[Dataset items]
##########

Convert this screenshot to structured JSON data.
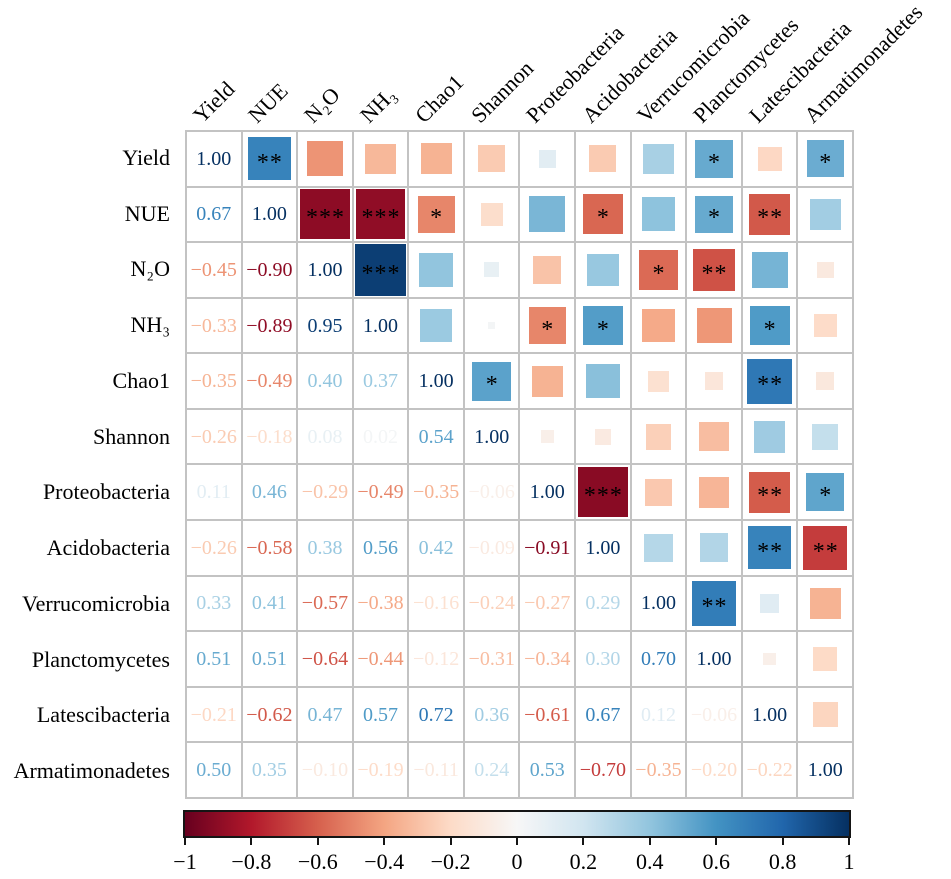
{
  "chart_data": {
    "type": "heatmap",
    "subtype": "correlation-matrix",
    "title": "",
    "layout": {
      "lower_triangle": "correlation coefficients as colored numbers",
      "diagonal": "1.00",
      "upper_triangle": "colored squares, area proportional to |r|, significance stars",
      "legend_position": "bottom colorbar",
      "grid": true
    },
    "variables": [
      "Yield",
      "NUE",
      "N₂O",
      "NH₃",
      "Chao1",
      "Shannon",
      "Proteobacteria",
      "Acidobacteria",
      "Verrucomicrobia",
      "Planctomycetes",
      "Latescibacteria",
      "Armatimonadetes"
    ],
    "matrix": [
      [
        1.0,
        0.67,
        -0.45,
        -0.33,
        -0.35,
        -0.26,
        0.11,
        -0.26,
        0.33,
        0.51,
        -0.21,
        0.5
      ],
      [
        0.67,
        1.0,
        -0.9,
        -0.89,
        -0.49,
        -0.18,
        0.46,
        -0.58,
        0.41,
        0.51,
        -0.62,
        0.35
      ],
      [
        -0.45,
        -0.9,
        1.0,
        0.95,
        0.4,
        0.08,
        -0.29,
        0.38,
        -0.57,
        -0.64,
        0.47,
        -0.1
      ],
      [
        -0.33,
        -0.89,
        0.95,
        1.0,
        0.37,
        0.02,
        -0.49,
        0.56,
        -0.38,
        -0.44,
        0.57,
        -0.19
      ],
      [
        -0.35,
        -0.49,
        0.4,
        0.37,
        1.0,
        0.54,
        -0.35,
        0.42,
        -0.16,
        -0.12,
        0.72,
        -0.11
      ],
      [
        -0.26,
        -0.18,
        0.08,
        0.02,
        0.54,
        1.0,
        -0.06,
        -0.09,
        -0.24,
        -0.31,
        0.36,
        0.24
      ],
      [
        0.11,
        0.46,
        -0.29,
        -0.49,
        -0.35,
        -0.06,
        1.0,
        -0.91,
        -0.27,
        -0.34,
        -0.61,
        0.53
      ],
      [
        -0.26,
        -0.58,
        0.38,
        0.56,
        0.42,
        -0.09,
        -0.91,
        1.0,
        0.29,
        0.3,
        0.67,
        -0.7
      ],
      [
        0.33,
        0.41,
        -0.57,
        -0.38,
        -0.16,
        -0.24,
        -0.27,
        0.29,
        1.0,
        0.7,
        0.12,
        -0.35
      ],
      [
        0.51,
        0.51,
        -0.64,
        -0.44,
        -0.12,
        -0.31,
        -0.34,
        0.3,
        0.7,
        1.0,
        -0.06,
        -0.2
      ],
      [
        -0.21,
        -0.62,
        0.47,
        0.57,
        0.72,
        0.36,
        -0.61,
        0.67,
        0.12,
        -0.06,
        1.0,
        -0.22
      ],
      [
        0.5,
        0.35,
        -0.1,
        -0.19,
        -0.11,
        0.24,
        0.53,
        -0.7,
        -0.35,
        -0.2,
        -0.22,
        1.0
      ]
    ],
    "significance": [
      {
        "row": 0,
        "col": 1,
        "stars": "**"
      },
      {
        "row": 0,
        "col": 9,
        "stars": "*"
      },
      {
        "row": 0,
        "col": 11,
        "stars": "*"
      },
      {
        "row": 1,
        "col": 2,
        "stars": "***"
      },
      {
        "row": 1,
        "col": 3,
        "stars": "***"
      },
      {
        "row": 1,
        "col": 4,
        "stars": "*"
      },
      {
        "row": 1,
        "col": 7,
        "stars": "*"
      },
      {
        "row": 1,
        "col": 9,
        "stars": "*"
      },
      {
        "row": 1,
        "col": 10,
        "stars": "**"
      },
      {
        "row": 2,
        "col": 3,
        "stars": "***"
      },
      {
        "row": 2,
        "col": 8,
        "stars": "*"
      },
      {
        "row": 2,
        "col": 9,
        "stars": "**"
      },
      {
        "row": 3,
        "col": 6,
        "stars": "*"
      },
      {
        "row": 3,
        "col": 7,
        "stars": "*"
      },
      {
        "row": 3,
        "col": 10,
        "stars": "*"
      },
      {
        "row": 4,
        "col": 5,
        "stars": "*"
      },
      {
        "row": 4,
        "col": 10,
        "stars": "**"
      },
      {
        "row": 6,
        "col": 7,
        "stars": "***"
      },
      {
        "row": 6,
        "col": 10,
        "stars": "**"
      },
      {
        "row": 6,
        "col": 11,
        "stars": "*"
      },
      {
        "row": 7,
        "col": 10,
        "stars": "**"
      },
      {
        "row": 7,
        "col": 11,
        "stars": "**"
      },
      {
        "row": 8,
        "col": 9,
        "stars": "**"
      }
    ],
    "colormap_anchors": [
      {
        "v": -1.0,
        "c": "#67001f"
      },
      {
        "v": -0.8,
        "c": "#b2182b"
      },
      {
        "v": -0.6,
        "c": "#d6604d"
      },
      {
        "v": -0.4,
        "c": "#f4a582"
      },
      {
        "v": -0.2,
        "c": "#fddbc7"
      },
      {
        "v": 0.0,
        "c": "#f7f7f7"
      },
      {
        "v": 0.2,
        "c": "#d1e5f0"
      },
      {
        "v": 0.4,
        "c": "#92c5de"
      },
      {
        "v": 0.6,
        "c": "#4393c3"
      },
      {
        "v": 0.8,
        "c": "#2166ac"
      },
      {
        "v": 1.0,
        "c": "#053061"
      }
    ],
    "colorbar_ticks": [
      "−1",
      "−0.8",
      "−0.6",
      "−0.4",
      "−0.2",
      "0",
      "0.2",
      "0.4",
      "0.6",
      "0.8",
      "1"
    ],
    "colorbar_range": [
      -1,
      1
    ],
    "star_color": "#000000",
    "grid_color": "#c3c3c3",
    "minus_sign": "−"
  }
}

##########

Your instructions >>
With the pictures dropped, give every entry above again exactly.

Task response >>
Convert this screenshot to structured JSON data.
{
  "chart_data": {
    "type": "heatmap",
    "subtype": "correlation-matrix",
    "title": "",
    "layout": {
      "lower_triangle": "correlation coefficients as colored numbers",
      "diagonal": "1.00",
      "upper_triangle": "colored squares, area proportional to |r|, significance stars",
      "legend_position": "bottom colorbar",
      "grid": true
    },
    "variables": [
      "Yield",
      "NUE",
      "N₂O",
      "NH₃",
      "Chao1",
      "Shannon",
      "Proteobacteria",
      "Acidobacteria",
      "Verrucomicrobia",
      "Planctomycetes",
      "Latescibacteria",
      "Armatimonadetes"
    ],
    "matrix": [
      [
        1.0,
        0.67,
        -0.45,
        -0.33,
        -0.35,
        -0.26,
        0.11,
        -0.26,
        0.33,
        0.51,
        -0.21,
        0.5
      ],
      [
        0.67,
        1.0,
        -0.9,
        -0.89,
        -0.49,
        -0.18,
        0.46,
        -0.58,
        0.41,
        0.51,
        -0.62,
        0.35
      ],
      [
        -0.45,
        -0.9,
        1.0,
        0.95,
        0.4,
        0.08,
        -0.29,
        0.38,
        -0.57,
        -0.64,
        0.47,
        -0.1
      ],
      [
        -0.33,
        -0.89,
        0.95,
        1.0,
        0.37,
        0.02,
        -0.49,
        0.56,
        -0.38,
        -0.44,
        0.57,
        -0.19
      ],
      [
        -0.35,
        -0.49,
        0.4,
        0.37,
        1.0,
        0.54,
        -0.35,
        0.42,
        -0.16,
        -0.12,
        0.72,
        -0.11
      ],
      [
        -0.26,
        -0.18,
        0.08,
        0.02,
        0.54,
        1.0,
        -0.06,
        -0.09,
        -0.24,
        -0.31,
        0.36,
        0.24
      ],
      [
        0.11,
        0.46,
        -0.29,
        -0.49,
        -0.35,
        -0.06,
        1.0,
        -0.91,
        -0.27,
        -0.34,
        -0.61,
        0.53
      ],
      [
        -0.26,
        -0.58,
        0.38,
        0.56,
        0.42,
        -0.09,
        -0.91,
        1.0,
        0.29,
        0.3,
        0.67,
        -0.7
      ],
      [
        0.33,
        0.41,
        -0.57,
        -0.38,
        -0.16,
        -0.24,
        -0.27,
        0.29,
        1.0,
        0.7,
        0.12,
        -0.35
      ],
      [
        0.51,
        0.51,
        -0.64,
        -0.44,
        -0.12,
        -0.31,
        -0.34,
        0.3,
        0.7,
        1.0,
        -0.06,
        -0.2
      ],
      [
        -0.21,
        -0.62,
        0.47,
        0.57,
        0.72,
        0.36,
        -0.61,
        0.67,
        0.12,
        -0.06,
        1.0,
        -0.22
      ],
      [
        0.5,
        0.35,
        -0.1,
        -0.19,
        -0.11,
        0.24,
        0.53,
        -0.7,
        -0.35,
        -0.2,
        -0.22,
        1.0
      ]
    ],
    "significance": [
      {
        "row": 0,
        "col": 1,
        "stars": "**"
      },
      {
        "row": 0,
        "col": 9,
        "stars": "*"
      },
      {
        "row": 0,
        "col": 11,
        "stars": "*"
      },
      {
        "row": 1,
        "col": 2,
        "stars": "***"
      },
      {
        "row": 1,
        "col": 3,
        "stars": "***"
      },
      {
        "row": 1,
        "col": 4,
        "stars": "*"
      },
      {
        "row": 1,
        "col": 7,
        "stars": "*"
      },
      {
        "row": 1,
        "col": 9,
        "stars": "*"
      },
      {
        "row": 1,
        "col": 10,
        "stars": "**"
      },
      {
        "row": 2,
        "col": 3,
        "stars": "***"
      },
      {
        "row": 2,
        "col": 8,
        "stars": "*"
      },
      {
        "row": 2,
        "col": 9,
        "stars": "**"
      },
      {
        "row": 3,
        "col": 6,
        "stars": "*"
      },
      {
        "row": 3,
        "col": 7,
        "stars": "*"
      },
      {
        "row": 3,
        "col": 10,
        "stars": "*"
      },
      {
        "row": 4,
        "col": 5,
        "stars": "*"
      },
      {
        "row": 4,
        "col": 10,
        "stars": "**"
      },
      {
        "row": 6,
        "col": 7,
        "stars": "***"
      },
      {
        "row": 6,
        "col": 10,
        "stars": "**"
      },
      {
        "row": 6,
        "col": 11,
        "stars": "*"
      },
      {
        "row": 7,
        "col": 10,
        "stars": "**"
      },
      {
        "row": 7,
        "col": 11,
        "stars": "**"
      },
      {
        "row": 8,
        "col": 9,
        "stars": "**"
      }
    ],
    "colormap_anchors": [
      {
        "v": -1.0,
        "c": "#67001f"
      },
      {
        "v": -0.8,
        "c": "#b2182b"
      },
      {
        "v": -0.6,
        "c": "#d6604d"
      },
      {
        "v": -0.4,
        "c": "#f4a582"
      },
      {
        "v": -0.2,
        "c": "#fddbc7"
      },
      {
        "v": 0.0,
        "c": "#f7f7f7"
      },
      {
        "v": 0.2,
        "c": "#d1e5f0"
      },
      {
        "v": 0.4,
        "c": "#92c5de"
      },
      {
        "v": 0.6,
        "c": "#4393c3"
      },
      {
        "v": 0.8,
        "c": "#2166ac"
      },
      {
        "v": 1.0,
        "c": "#053061"
      }
    ],
    "colorbar_ticks": [
      "−1",
      "−0.8",
      "−0.6",
      "−0.4",
      "−0.2",
      "0",
      "0.2",
      "0.4",
      "0.6",
      "0.8",
      "1"
    ],
    "colorbar_range": [
      -1,
      1
    ],
    "star_color": "#000000",
    "grid_color": "#c3c3c3",
    "minus_sign": "−"
  }
}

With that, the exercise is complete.